→ EXERCISE TASK:
Find each line containing the string "中华人民共和国未成年人保护法". Copy it.

→ DATA ROWS:
******
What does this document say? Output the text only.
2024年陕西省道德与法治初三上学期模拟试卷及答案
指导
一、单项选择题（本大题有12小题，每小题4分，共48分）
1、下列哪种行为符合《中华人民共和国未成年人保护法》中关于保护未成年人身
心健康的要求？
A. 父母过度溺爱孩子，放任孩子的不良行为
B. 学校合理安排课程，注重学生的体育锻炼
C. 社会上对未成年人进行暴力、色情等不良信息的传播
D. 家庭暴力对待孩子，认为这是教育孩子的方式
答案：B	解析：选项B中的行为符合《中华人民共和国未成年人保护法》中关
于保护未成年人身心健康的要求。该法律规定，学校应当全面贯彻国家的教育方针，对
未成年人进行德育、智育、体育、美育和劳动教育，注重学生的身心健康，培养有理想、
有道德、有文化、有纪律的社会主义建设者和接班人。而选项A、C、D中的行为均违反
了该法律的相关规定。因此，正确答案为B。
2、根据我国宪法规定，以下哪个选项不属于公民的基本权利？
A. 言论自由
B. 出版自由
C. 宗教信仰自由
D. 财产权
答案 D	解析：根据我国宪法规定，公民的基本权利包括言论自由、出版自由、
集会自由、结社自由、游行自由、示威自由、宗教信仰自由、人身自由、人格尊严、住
******
→ SOLUTION FOR THIS TASK:
1、下列哪种行为符合《中华人民共和国未成年人保护法》中关于保护未成年人身
答案：B	解析：选项B中的行为符合《中华人民共和国未成年人保护法》中关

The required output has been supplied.